◆ **Exercise instructions**: Scan the data below and pick out the lines containing the word "Infectologia".

◆ **Dataset entries**:
++++
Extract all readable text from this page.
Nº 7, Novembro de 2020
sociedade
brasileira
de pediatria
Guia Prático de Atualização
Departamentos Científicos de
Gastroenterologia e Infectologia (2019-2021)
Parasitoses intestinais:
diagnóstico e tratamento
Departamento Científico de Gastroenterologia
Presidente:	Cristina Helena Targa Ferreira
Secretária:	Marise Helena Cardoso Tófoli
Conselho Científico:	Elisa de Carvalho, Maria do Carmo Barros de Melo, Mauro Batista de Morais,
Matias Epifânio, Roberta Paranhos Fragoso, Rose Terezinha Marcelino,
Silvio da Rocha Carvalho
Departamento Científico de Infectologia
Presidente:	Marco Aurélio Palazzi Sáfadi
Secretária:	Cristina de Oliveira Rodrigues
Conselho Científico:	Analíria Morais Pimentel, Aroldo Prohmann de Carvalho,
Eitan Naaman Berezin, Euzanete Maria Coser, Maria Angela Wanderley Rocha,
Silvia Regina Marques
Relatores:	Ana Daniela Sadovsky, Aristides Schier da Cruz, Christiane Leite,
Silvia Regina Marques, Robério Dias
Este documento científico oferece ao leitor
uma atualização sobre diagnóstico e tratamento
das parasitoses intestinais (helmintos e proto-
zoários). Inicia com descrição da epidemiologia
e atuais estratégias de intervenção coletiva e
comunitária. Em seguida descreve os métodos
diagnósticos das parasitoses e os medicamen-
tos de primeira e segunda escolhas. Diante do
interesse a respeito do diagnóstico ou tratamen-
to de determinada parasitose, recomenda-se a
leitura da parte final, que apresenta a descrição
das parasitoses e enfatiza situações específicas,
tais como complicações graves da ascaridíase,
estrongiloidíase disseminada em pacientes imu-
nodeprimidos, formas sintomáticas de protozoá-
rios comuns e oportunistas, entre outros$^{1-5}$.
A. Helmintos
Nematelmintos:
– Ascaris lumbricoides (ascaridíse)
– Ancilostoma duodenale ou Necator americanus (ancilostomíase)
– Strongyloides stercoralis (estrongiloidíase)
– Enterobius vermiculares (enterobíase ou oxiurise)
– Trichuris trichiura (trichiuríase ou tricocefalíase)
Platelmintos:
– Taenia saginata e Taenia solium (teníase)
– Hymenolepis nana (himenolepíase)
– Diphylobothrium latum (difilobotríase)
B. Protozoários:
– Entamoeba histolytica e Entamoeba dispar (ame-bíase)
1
++++
◆ **Finished exercise**:
Gastroenterologia e Infectologia (2019-2021)
Departamento Científico de Infectologia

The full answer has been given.